___ Stored rows ___

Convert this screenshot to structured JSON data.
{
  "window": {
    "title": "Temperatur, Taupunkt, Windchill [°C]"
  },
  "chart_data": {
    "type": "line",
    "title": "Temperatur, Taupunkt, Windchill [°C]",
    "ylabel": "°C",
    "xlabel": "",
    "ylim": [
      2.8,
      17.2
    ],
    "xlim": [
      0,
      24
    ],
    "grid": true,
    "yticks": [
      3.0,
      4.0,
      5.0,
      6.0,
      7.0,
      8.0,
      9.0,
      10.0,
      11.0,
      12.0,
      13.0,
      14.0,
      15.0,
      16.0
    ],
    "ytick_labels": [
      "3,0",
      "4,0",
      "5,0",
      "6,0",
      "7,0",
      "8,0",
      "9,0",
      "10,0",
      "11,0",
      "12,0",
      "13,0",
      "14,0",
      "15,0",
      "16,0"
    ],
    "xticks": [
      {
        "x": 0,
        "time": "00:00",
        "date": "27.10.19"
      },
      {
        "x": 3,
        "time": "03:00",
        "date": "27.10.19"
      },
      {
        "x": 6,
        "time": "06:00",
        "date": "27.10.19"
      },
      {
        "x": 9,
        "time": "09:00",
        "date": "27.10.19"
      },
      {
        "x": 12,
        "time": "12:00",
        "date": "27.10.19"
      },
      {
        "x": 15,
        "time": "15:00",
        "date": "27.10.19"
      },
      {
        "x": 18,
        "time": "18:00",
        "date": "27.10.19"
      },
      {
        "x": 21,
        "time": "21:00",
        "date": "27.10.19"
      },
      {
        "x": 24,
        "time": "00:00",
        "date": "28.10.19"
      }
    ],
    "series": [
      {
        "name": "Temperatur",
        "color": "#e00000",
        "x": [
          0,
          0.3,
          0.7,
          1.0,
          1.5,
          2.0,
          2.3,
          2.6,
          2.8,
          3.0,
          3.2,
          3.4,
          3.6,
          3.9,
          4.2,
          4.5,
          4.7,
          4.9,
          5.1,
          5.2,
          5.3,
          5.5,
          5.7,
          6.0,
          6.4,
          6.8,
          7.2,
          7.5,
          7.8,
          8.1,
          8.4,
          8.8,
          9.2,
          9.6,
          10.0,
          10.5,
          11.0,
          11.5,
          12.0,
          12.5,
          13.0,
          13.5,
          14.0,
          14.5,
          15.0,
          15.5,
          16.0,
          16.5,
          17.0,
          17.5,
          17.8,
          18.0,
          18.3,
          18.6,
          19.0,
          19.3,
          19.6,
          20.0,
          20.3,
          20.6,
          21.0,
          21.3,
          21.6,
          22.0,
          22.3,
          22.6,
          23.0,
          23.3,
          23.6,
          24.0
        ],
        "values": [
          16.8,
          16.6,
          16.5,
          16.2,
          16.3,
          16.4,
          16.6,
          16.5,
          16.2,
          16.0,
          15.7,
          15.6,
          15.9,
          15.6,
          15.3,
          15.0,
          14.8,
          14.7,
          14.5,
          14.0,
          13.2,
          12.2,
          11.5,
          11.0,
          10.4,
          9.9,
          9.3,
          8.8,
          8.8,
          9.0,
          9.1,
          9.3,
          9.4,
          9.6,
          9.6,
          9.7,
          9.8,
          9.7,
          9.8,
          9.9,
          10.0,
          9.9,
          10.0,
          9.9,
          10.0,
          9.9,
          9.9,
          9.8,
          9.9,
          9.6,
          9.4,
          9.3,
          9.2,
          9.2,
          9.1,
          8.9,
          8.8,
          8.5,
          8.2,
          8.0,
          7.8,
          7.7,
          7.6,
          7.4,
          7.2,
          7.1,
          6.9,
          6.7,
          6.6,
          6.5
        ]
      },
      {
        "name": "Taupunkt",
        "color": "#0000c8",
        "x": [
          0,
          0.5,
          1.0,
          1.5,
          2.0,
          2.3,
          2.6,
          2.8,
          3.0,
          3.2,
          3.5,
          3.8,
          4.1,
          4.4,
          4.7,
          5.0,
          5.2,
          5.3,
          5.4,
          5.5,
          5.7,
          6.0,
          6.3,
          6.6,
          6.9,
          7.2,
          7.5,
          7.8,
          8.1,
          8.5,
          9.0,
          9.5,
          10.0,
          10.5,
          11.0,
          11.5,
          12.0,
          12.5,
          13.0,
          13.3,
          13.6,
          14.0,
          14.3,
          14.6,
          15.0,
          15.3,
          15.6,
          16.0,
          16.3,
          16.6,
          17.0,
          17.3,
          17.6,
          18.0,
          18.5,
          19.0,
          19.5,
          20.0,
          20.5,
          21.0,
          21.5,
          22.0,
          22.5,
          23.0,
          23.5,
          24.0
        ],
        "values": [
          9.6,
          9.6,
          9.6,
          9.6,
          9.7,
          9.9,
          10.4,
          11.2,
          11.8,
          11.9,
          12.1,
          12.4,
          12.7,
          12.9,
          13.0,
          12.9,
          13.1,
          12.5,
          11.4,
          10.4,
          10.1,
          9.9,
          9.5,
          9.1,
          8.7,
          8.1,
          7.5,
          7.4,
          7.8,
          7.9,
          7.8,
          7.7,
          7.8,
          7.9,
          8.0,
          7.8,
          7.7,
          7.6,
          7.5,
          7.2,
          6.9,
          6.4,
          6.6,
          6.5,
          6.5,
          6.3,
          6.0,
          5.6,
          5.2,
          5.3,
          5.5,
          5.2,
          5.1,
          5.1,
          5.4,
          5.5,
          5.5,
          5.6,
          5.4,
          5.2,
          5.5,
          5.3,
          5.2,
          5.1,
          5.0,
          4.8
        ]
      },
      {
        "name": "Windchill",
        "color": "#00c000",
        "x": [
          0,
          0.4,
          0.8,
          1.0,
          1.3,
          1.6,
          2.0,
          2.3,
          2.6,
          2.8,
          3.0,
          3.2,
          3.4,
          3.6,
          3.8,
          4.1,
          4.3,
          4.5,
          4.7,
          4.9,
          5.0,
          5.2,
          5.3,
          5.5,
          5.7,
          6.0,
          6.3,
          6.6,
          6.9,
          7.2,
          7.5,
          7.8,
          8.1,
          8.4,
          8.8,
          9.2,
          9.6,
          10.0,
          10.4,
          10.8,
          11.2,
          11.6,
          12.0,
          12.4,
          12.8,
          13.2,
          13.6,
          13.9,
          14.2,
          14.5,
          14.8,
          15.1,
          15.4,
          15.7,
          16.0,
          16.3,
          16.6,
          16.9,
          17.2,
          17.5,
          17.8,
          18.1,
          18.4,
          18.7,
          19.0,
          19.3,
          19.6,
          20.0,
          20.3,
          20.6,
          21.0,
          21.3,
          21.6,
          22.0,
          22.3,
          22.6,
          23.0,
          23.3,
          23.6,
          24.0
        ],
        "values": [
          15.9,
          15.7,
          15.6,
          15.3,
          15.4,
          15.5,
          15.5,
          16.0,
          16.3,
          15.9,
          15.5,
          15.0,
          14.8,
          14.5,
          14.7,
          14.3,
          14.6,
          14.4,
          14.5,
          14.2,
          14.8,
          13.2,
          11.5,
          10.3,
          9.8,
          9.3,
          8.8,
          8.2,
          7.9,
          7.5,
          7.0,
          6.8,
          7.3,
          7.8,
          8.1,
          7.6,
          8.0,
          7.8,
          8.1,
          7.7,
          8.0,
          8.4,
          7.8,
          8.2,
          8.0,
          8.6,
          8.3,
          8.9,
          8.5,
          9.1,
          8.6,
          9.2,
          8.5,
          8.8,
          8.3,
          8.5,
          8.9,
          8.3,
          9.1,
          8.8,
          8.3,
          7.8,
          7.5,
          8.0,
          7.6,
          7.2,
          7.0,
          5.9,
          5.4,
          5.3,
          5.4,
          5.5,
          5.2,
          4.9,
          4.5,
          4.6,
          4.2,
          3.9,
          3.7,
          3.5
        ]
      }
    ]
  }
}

___

=== Stated exercise ===
Transcribe every entry exactly, omitting nothing.

=== Complete response ===
Convert this screenshot to structured JSON data.
{
  "window": {
    "title": "Temperatur, Taupunkt, Windchill [°C]"
  },
  "chart_data": {
    "type": "line",
    "title": "Temperatur, Taupunkt, Windchill [°C]",
    "ylabel": "°C",
    "xlabel": "",
    "ylim": [
      2.8,
      17.2
    ],
    "xlim": [
      0,
      24
    ],
    "grid": true,
    "yticks": [
      3.0,
      4.0,
      5.0,
      6.0,
      7.0,
      8.0,
      9.0,
      10.0,
      11.0,
      12.0,
      13.0,
      14.0,
      15.0,
      16.0
    ],
    "ytick_labels": [
      "3,0",
      "4,0",
      "5,0",
      "6,0",
      "7,0",
      "8,0",
      "9,0",
      "10,0",
      "11,0",
      "12,0",
      "13,0",
      "14,0",
      "15,0",
      "16,0"
    ],
    "xticks": [
      {
        "x": 0,
        "time": "00:00",
        "date": "27.10.19"
      },
      {
        "x": 3,
        "time": "03:00",
        "date": "27.10.19"
      },
      {
        "x": 6,
        "time": "06:00",
        "date": "27.10.19"
      },
      {
        "x": 9,
        "time": "09:00",
        "date": "27.10.19"
      },
      {
        "x": 12,
        "time": "12:00",
        "date": "27.10.19"
      },
      {
        "x": 15,
        "time": "15:00",
        "date": "27.10.19"
      },
      {
        "x": 18,
        "time": "18:00",
        "date": "27.10.19"
      },
      {
        "x": 21,
        "time": "21:00",
        "date": "27.10.19"
      },
      {
        "x": 24,
        "time": "00:00",
        "date": "28.10.19"
      }
    ],
    "series": [
      {
        "name": "Temperatur",
        "color": "#e00000",
        "x": [
          0,
          0.3,
          0.7,
          1.0,
          1.5,
          2.0,
          2.3,
          2.6,
          2.8,
          3.0,
          3.2,
          3.4,
          3.6,
          3.9,
          4.2,
          4.5,
          4.7,
          4.9,
          5.1,
          5.2,
          5.3,
          5.5,
          5.7,
          6.0,
          6.4,
          6.8,
          7.2,
          7.5,
          7.8,
          8.1,
          8.4,
          8.8,
          9.2,
          9.6,
          10.0,
          10.5,
          11.0,
          11.5,
          12.0,
          12.5,
          13.0,
          13.5,
          14.0,
          14.5,
          15.0,
          15.5,
          16.0,
          16.5,
          17.0,
          17.5,
          17.8,
          18.0,
          18.3,
          18.6,
          19.0,
          19.3,
          19.6,
          20.0,
          20.3,
          20.6,
          21.0,
          21.3,
          21.6,
          22.0,
          22.3,
          22.6,
          23.0,
          23.3,
          23.6,
          24.0
        ],
        "values": [
          16.8,
          16.6,
          16.5,
          16.2,
          16.3,
          16.4,
          16.6,
          16.5,
          16.2,
          16.0,
          15.7,
          15.6,
          15.9,
          15.6,
          15.3,
          15.0,
          14.8,
          14.7,
          14.5,
          14.0,
          13.2,
          12.2,
          11.5,
          11.0,
          10.4,
          9.9,
          9.3,
          8.8,
          8.8,
          9.0,
          9.1,
          9.3,
          9.4,
          9.6,
          9.6,
          9.7,
          9.8,
          9.7,
          9.8,
          9.9,
          10.0,
          9.9,
          10.0,
          9.9,
          10.0,
          9.9,
          9.9,
          9.8,
          9.9,
          9.6,
          9.4,
          9.3,
          9.2,
          9.2,
          9.1,
          8.9,
          8.8,
          8.5,
          8.2,
          8.0,
          7.8,
          7.7,
          7.6,
          7.4,
          7.2,
          7.1,
          6.9,
          6.7,
          6.6,
          6.5
        ]
      },
      {
        "name": "Taupunkt",
        "color": "#0000c8",
        "x": [
          0,
          0.5,
          1.0,
          1.5,
          2.0,
          2.3,
          2.6,
          2.8,
          3.0,
          3.2,
          3.5,
          3.8,
          4.1,
          4.4,
          4.7,
          5.0,
          5.2,
          5.3,
          5.4,
          5.5,
          5.7,
          6.0,
          6.3,
          6.6,
          6.9,
          7.2,
          7.5,
          7.8,
          8.1,
          8.5,
          9.0,
          9.5,
          10.0,
          10.5,
          11.0,
          11.5,
          12.0,
          12.5,
          13.0,
          13.3,
          13.6,
          14.0,
          14.3,
          14.6,
          15.0,
          15.3,
          15.6,
          16.0,
          16.3,
          16.6,
          17.0,
          17.3,
          17.6,
          18.0,
          18.5,
          19.0,
          19.5,
          20.0,
          20.5,
          21.0,
          21.5,
          22.0,
          22.5,
          23.0,
          23.5,
          24.0
        ],
        "values": [
          9.6,
          9.6,
          9.6,
          9.6,
          9.7,
          9.9,
          10.4,
          11.2,
          11.8,
          11.9,
          12.1,
          12.4,
          12.7,
          12.9,
          13.0,
          12.9,
          13.1,
          12.5,
          11.4,
          10.4,
          10.1,
          9.9,
          9.5,
          9.1,
          8.7,
          8.1,
          7.5,
          7.4,
          7.8,
          7.9,
          7.8,
          7.7,
          7.8,
          7.9,
          8.0,
          7.8,
          7.7,
          7.6,
          7.5,
          7.2,
          6.9,
          6.4,
          6.6,
          6.5,
          6.5,
          6.3,
          6.0,
          5.6,
          5.2,
          5.3,
          5.5,
          5.2,
          5.1,
          5.1,
          5.4,
          5.5,
          5.5,
          5.6,
          5.4,
          5.2,
          5.5,
          5.3,
          5.2,
          5.1,
          5.0,
          4.8
        ]
      },
      {
        "name": "Windchill",
        "color": "#00c000",
        "x": [
          0,
          0.4,
          0.8,
          1.0,
          1.3,
          1.6,
          2.0,
          2.3,
          2.6,
          2.8,
          3.0,
          3.2,
          3.4,
          3.6,
          3.8,
          4.1,
          4.3,
          4.5,
          4.7,
          4.9,
          5.0,
          5.2,
          5.3,
          5.5,
          5.7,
          6.0,
          6.3,
          6.6,
          6.9,
          7.2,
          7.5,
          7.8,
          8.1,
          8.4,
          8.8,
          9.2,
          9.6,
          10.0,
          10.4,
          10.8,
          11.2,
          11.6,
          12.0,
          12.4,
          12.8,
          13.2,
          13.6,
          13.9,
          14.2,
          14.5,
          14.8,
          15.1,
          15.4,
          15.7,
          16.0,
          16.3,
          16.6,
          16.9,
          17.2,
          17.5,
          17.8,
          18.1,
          18.4,
          18.7,
          19.0,
          19.3,
          19.6,
          20.0,
          20.3,
          20.6,
          21.0,
          21.3,
          21.6,
          22.0,
          22.3,
          22.6,
          23.0,
          23.3,
          23.6,
          24.0
        ],
        "values": [
          15.9,
          15.7,
          15.6,
          15.3,
          15.4,
          15.5,
          15.5,
          16.0,
          16.3,
          15.9,
          15.5,
          15.0,
          14.8,
          14.5,
          14.7,
          14.3,
          14.6,
          14.4,
          14.5,
          14.2,
          14.8,
          13.2,
          11.5,
          10.3,
          9.8,
          9.3,
          8.8,
          8.2,
          7.9,
          7.5,
          7.0,
          6.8,
          7.3,
          7.8,
          8.1,
          7.6,
          8.0,
          7.8,
          8.1,
          7.7,
          8.0,
          8.4,
          7.8,
          8.2,
          8.0,
          8.6,
          8.3,
          8.9,
          8.5,
          9.1,
          8.6,
          9.2,
          8.5,
          8.8,
          8.3,
          8.5,
          8.9,
          8.3,
          9.1,
          8.8,
          8.3,
          7.8,
          7.5,
          8.0,
          7.6,
          7.2,
          7.0,
          5.9,
          5.4,
          5.3,
          5.4,
          5.5,
          5.2,
          4.9,
          4.5,
          4.6,
          4.2,
          3.9,
          3.7,
          3.5
        ]
      }
    ]
  }
}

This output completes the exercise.